● **GIVEN TASK**
Put the lines of the records into a numbered list, starting with the line containing "List every element" and ending with the line containing "top-co-ratio-label: CO/CO2 ratio", both included. Leave out blank lines and any lines outside that span.

● **RECORDS PROVIDED**
>>>

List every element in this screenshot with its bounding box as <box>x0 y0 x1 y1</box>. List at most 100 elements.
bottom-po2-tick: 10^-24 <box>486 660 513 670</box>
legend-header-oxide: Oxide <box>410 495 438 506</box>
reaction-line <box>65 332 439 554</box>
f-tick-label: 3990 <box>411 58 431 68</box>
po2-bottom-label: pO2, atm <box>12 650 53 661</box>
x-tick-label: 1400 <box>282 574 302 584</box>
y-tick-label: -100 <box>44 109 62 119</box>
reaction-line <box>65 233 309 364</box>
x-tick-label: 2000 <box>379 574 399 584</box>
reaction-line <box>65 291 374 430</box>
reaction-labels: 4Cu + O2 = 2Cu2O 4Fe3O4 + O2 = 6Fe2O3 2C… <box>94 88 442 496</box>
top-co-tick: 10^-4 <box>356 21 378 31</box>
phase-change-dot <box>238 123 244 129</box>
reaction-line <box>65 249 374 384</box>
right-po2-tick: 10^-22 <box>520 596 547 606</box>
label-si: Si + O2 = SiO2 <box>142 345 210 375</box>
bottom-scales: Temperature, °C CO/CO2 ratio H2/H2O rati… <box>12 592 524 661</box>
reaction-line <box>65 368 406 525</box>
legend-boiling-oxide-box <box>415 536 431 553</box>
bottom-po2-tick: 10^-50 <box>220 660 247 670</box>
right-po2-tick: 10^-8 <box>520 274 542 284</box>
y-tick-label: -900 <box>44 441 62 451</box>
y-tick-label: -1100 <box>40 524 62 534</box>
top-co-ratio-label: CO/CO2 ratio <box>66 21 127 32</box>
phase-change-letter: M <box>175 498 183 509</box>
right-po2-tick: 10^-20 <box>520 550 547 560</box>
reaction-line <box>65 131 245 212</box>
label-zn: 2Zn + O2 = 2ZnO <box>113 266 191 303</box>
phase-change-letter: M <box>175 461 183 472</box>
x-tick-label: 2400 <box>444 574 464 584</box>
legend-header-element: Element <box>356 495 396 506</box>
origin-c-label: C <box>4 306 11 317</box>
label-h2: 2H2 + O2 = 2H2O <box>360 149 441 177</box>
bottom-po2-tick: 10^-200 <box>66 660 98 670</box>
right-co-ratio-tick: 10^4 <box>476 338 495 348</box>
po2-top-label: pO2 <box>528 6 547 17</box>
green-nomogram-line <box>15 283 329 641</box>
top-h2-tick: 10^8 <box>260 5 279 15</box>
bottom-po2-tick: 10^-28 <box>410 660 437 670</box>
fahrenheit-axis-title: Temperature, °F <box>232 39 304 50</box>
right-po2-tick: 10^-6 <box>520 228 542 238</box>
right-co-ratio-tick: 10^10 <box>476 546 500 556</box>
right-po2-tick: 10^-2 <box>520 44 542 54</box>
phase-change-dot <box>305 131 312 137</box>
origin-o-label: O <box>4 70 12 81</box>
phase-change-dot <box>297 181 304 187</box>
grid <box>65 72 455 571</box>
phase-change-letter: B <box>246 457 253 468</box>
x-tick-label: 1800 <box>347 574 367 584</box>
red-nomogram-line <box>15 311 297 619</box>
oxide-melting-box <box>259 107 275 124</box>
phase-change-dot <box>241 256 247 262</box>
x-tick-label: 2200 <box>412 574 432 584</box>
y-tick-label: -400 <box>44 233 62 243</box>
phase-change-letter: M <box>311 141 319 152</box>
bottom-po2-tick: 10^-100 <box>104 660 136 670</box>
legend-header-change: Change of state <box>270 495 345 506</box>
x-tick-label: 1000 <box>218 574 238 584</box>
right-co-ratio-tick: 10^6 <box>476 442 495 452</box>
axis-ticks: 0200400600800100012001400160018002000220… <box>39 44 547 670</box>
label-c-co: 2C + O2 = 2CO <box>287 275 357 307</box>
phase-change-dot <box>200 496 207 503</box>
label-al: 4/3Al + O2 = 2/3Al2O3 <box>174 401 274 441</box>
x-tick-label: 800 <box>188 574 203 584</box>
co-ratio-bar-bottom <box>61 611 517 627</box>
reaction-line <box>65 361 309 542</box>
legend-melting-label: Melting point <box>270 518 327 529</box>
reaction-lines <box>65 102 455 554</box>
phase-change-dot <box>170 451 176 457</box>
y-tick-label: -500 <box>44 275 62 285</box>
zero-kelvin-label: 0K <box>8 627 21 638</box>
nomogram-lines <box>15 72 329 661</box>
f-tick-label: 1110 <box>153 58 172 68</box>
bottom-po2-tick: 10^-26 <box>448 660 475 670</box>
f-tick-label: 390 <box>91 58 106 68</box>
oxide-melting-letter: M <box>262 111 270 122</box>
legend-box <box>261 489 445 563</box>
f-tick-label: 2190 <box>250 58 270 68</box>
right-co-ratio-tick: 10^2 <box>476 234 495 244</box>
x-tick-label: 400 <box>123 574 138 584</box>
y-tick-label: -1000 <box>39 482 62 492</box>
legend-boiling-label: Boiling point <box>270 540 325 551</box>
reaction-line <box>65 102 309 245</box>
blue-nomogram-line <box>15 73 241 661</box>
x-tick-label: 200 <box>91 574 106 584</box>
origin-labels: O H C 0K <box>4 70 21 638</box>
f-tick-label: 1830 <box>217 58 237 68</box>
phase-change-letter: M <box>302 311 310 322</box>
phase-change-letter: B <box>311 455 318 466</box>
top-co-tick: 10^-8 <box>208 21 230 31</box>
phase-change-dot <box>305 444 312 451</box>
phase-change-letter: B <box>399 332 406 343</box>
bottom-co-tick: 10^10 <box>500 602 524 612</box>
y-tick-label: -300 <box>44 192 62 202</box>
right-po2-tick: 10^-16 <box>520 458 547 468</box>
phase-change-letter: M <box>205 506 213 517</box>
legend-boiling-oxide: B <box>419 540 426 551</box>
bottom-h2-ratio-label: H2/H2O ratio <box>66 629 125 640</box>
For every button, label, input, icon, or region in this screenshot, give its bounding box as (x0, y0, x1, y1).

<<<
>>>

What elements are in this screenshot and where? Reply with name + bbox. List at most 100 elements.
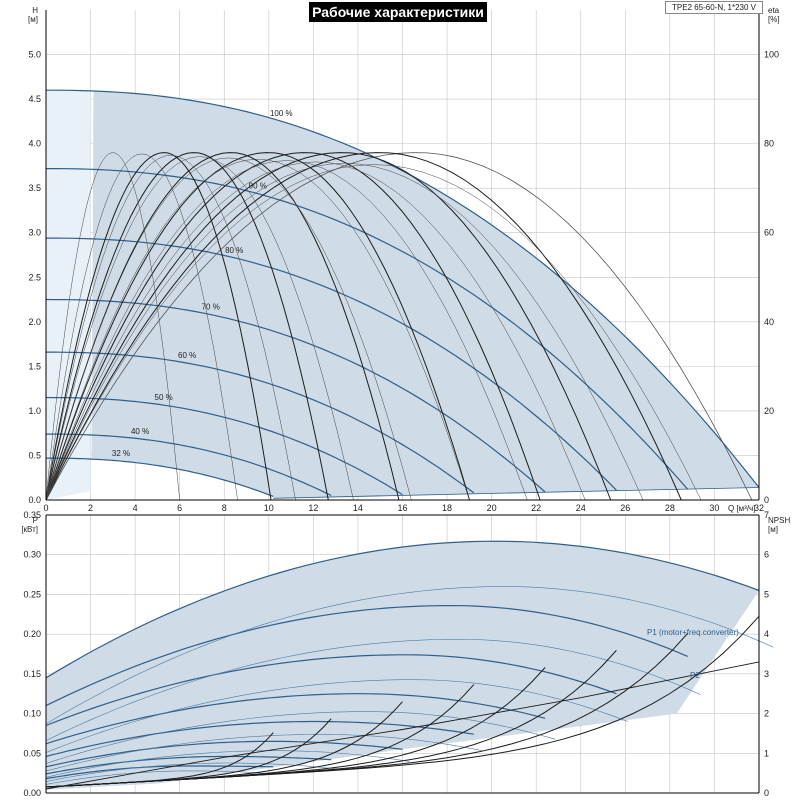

<<<
>>>

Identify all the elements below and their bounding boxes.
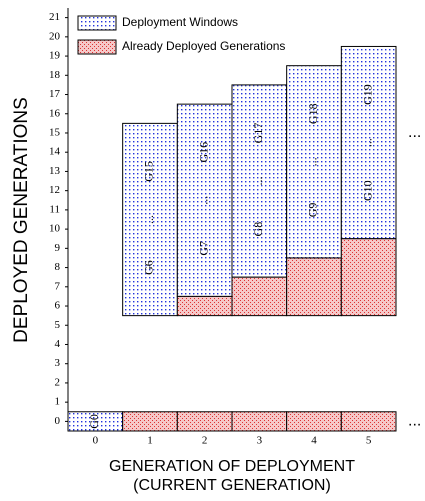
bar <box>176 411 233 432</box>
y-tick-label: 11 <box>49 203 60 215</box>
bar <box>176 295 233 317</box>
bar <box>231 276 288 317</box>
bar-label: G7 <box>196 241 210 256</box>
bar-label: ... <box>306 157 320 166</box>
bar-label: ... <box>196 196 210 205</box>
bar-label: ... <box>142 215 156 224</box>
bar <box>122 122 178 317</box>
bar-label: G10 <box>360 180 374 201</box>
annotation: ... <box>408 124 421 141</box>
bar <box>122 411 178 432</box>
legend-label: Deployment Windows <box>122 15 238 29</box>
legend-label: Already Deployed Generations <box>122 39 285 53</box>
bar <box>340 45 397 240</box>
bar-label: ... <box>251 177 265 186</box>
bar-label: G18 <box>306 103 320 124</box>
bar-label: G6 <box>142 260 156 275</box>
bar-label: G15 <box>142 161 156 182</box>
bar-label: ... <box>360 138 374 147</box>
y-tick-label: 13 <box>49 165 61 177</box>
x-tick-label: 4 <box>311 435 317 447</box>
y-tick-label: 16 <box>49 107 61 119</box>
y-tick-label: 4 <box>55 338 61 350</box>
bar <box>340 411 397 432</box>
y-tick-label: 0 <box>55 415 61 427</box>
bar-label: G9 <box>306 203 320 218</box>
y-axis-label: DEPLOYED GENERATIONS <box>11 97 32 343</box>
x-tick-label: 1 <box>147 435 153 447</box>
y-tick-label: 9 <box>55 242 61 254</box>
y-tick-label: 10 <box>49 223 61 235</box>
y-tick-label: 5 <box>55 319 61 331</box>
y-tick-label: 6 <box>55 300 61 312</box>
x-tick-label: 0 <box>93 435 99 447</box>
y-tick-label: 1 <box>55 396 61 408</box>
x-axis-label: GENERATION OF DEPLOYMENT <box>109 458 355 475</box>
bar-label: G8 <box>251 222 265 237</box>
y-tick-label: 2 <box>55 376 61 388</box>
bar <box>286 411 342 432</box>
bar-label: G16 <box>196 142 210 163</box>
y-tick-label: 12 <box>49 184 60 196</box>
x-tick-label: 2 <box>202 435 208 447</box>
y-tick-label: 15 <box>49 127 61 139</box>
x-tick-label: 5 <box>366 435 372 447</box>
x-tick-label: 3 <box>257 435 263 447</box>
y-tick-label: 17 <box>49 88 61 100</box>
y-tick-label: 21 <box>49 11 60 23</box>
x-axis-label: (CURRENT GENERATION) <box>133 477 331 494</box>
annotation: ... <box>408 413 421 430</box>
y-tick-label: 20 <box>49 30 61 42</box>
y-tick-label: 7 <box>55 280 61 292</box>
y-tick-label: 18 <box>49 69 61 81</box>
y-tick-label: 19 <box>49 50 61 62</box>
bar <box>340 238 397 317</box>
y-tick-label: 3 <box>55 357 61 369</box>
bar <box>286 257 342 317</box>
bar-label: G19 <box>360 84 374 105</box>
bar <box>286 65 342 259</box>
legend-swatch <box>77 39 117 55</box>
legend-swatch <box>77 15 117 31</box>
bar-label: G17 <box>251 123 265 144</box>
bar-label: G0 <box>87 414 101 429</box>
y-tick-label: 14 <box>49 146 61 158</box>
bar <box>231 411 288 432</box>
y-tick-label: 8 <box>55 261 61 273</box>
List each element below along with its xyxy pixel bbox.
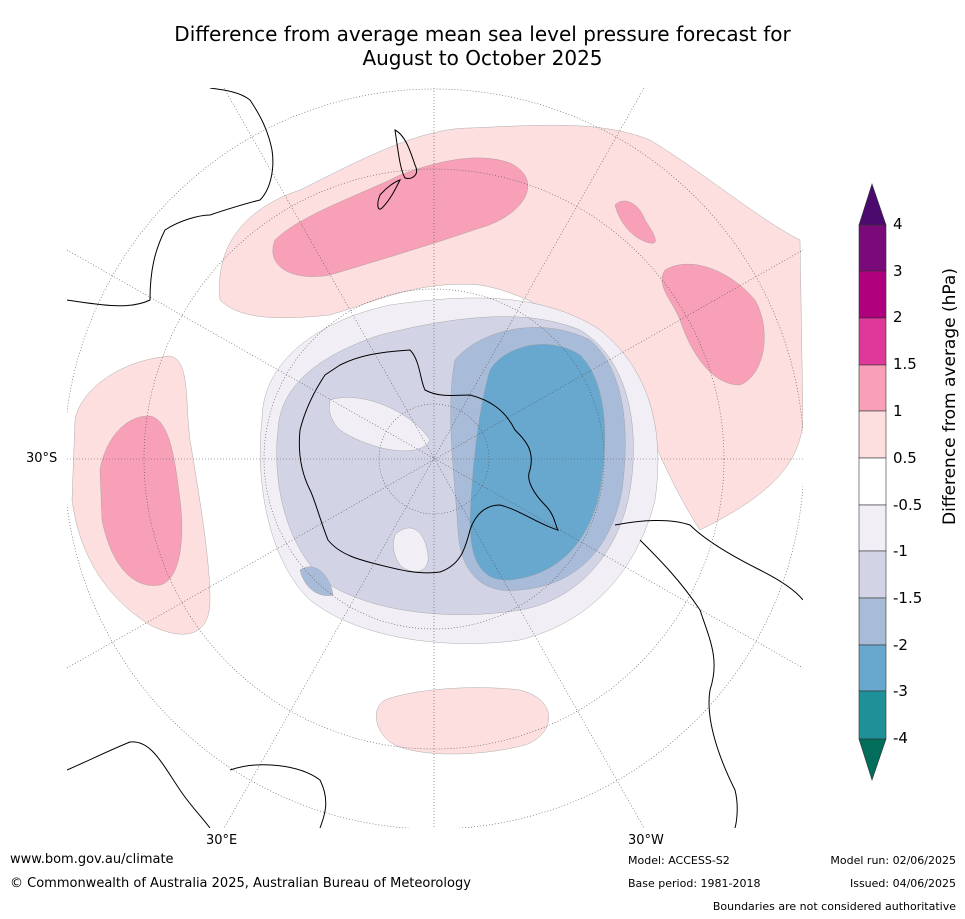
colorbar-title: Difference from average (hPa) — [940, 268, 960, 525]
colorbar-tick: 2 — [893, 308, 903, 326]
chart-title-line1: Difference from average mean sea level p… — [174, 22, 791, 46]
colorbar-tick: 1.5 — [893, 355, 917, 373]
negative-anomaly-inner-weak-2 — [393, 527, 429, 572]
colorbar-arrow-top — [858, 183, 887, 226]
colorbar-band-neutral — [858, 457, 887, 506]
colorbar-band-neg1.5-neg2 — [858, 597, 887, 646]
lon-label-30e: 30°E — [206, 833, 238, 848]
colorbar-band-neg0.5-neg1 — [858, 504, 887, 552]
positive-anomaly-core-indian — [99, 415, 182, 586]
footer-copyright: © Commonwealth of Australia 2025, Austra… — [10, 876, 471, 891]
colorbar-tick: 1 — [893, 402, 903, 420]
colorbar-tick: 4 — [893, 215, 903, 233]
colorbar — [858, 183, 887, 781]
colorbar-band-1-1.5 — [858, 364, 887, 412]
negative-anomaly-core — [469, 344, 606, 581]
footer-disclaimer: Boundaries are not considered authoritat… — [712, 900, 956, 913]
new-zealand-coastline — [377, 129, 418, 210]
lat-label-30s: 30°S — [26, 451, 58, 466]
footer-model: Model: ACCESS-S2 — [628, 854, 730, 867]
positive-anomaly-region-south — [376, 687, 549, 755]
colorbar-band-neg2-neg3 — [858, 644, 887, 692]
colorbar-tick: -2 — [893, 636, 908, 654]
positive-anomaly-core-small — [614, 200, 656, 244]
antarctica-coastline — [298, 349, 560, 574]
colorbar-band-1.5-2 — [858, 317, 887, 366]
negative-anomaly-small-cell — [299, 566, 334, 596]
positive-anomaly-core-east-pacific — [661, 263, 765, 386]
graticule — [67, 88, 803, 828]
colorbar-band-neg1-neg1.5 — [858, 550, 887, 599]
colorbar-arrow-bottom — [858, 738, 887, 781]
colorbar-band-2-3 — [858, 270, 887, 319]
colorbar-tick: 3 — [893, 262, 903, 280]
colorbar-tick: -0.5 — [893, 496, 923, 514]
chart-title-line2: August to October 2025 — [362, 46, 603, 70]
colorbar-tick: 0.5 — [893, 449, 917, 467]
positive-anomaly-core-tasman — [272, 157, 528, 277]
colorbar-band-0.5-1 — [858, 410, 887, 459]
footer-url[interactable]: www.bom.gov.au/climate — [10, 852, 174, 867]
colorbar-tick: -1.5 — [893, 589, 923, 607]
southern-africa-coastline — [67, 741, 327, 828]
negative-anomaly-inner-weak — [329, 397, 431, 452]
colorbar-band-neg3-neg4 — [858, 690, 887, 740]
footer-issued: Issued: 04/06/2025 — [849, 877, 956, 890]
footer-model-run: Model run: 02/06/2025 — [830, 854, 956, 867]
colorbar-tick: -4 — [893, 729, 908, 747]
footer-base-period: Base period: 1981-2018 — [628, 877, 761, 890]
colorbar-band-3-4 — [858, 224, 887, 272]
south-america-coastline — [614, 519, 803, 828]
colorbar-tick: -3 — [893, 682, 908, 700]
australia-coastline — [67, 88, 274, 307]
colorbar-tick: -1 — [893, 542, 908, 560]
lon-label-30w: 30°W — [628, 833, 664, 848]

<<<

● **SOLUTION**
1. List every element in this screenshot with its bounding box as <box>x0 y0 x1 y1</box>. List at most 100 elements.
2. bottom-po2-tick: 10^-24 <box>486 660 513 670</box>
3. legend-header-oxide: Oxide <box>410 495 438 506</box>
4. reaction-line <box>65 332 439 554</box>
5. f-tick-label: 3990 <box>411 58 431 68</box>
6. po2-bottom-label: pO2, atm <box>12 650 53 661</box>
7. x-tick-label: 1400 <box>282 574 302 584</box>
8. y-tick-label: -100 <box>44 109 62 119</box>
9. reaction-line <box>65 233 309 364</box>
10. x-tick-label: 2000 <box>379 574 399 584</box>
11. reaction-line <box>65 291 374 430</box>
12. reaction-labels: 4Cu + O2 = 2Cu2O 4Fe3O4 + O2 = 6Fe2O3 2C… <box>94 88 442 496</box>
13. top-co-tick: 10^-4 <box>356 21 378 31</box>
14. phase-change-dot <box>238 123 244 129</box>
15. reaction-line <box>65 249 374 384</box>
16. right-po2-tick: 10^-22 <box>520 596 547 606</box>
17. label-si: Si + O2 = SiO2 <box>142 345 210 375</box>
18. bottom-scales: Temperature, °C CO/CO2 ratio H2/H2O rati… <box>12 592 524 661</box>
19. reaction-line <box>65 368 406 525</box>
20. legend-boiling-oxide-box <box>415 536 431 553</box>
21. bottom-po2-tick: 10^-50 <box>220 660 247 670</box>
22. right-po2-tick: 10^-8 <box>520 274 542 284</box>
23. y-tick-label: -900 <box>44 441 62 451</box>
24. y-tick-label: -1100 <box>40 524 62 534</box>
25. top-co-ratio-label: CO/CO2 ratio <box>66 21 127 32</box>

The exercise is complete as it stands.